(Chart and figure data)
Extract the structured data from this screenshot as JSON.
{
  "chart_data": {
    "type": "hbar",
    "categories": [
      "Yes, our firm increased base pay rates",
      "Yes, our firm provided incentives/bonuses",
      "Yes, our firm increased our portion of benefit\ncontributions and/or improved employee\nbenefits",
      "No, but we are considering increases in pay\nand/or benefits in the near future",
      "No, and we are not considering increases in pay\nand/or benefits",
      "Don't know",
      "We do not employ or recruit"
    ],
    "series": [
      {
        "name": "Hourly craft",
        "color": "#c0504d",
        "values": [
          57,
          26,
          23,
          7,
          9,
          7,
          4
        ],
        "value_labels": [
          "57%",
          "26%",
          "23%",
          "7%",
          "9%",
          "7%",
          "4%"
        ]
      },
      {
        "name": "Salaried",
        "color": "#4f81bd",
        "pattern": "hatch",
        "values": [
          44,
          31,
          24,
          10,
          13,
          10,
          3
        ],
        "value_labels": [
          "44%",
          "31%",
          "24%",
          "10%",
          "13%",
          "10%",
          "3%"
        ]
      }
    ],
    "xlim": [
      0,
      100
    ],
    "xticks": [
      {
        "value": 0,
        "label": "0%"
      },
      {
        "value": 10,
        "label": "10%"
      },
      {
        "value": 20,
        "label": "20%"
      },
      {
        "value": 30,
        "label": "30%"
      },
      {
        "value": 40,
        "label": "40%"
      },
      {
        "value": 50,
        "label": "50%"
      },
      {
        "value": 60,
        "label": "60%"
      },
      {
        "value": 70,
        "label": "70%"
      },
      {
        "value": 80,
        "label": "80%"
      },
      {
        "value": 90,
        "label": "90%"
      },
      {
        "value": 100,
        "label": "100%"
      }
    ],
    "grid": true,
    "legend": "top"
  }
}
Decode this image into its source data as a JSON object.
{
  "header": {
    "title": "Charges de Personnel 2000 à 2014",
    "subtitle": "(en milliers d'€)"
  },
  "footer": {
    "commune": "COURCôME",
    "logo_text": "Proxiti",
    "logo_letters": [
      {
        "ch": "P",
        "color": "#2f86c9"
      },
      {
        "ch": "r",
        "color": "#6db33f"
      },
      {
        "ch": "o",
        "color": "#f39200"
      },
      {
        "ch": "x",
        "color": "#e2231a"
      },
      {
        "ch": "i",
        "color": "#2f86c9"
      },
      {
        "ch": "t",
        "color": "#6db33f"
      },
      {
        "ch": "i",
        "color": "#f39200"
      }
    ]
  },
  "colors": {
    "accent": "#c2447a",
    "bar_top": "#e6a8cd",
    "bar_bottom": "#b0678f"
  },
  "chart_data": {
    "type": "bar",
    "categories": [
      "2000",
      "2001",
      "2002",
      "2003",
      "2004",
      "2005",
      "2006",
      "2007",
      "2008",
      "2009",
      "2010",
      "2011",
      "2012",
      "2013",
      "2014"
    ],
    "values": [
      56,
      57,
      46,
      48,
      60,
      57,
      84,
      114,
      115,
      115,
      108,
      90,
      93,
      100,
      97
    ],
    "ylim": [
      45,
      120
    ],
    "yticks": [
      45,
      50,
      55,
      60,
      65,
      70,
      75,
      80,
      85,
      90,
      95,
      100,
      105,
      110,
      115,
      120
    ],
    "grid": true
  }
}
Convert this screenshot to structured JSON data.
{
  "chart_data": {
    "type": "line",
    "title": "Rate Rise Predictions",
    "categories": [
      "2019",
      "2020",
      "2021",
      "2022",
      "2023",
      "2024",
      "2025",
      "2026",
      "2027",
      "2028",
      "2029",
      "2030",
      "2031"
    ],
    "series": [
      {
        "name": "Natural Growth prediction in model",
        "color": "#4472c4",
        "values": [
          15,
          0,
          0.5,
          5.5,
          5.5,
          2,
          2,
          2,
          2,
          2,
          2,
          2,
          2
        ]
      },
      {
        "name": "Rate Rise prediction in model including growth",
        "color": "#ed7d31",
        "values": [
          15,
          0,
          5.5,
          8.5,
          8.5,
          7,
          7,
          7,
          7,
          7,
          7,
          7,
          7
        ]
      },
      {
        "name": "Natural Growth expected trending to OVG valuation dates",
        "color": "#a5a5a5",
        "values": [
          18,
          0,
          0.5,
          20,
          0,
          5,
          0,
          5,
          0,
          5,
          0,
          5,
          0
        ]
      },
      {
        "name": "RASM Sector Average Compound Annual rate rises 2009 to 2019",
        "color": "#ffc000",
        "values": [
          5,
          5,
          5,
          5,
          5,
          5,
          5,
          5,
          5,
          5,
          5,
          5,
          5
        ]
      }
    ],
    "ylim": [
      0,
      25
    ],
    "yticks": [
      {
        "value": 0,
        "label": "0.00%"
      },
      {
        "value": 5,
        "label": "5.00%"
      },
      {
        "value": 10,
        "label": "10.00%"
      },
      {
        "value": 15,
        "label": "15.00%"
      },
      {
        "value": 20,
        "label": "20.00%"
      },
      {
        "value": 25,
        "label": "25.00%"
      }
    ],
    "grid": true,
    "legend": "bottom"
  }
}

**WHAT IS ASKED**
Show each line in the entries that holds the string "Natural".

**RIGHT ANSWER**
        "name": "Natural Growth prediction in model",
        "name": "Natural Growth expected trending to OVG valuation dates",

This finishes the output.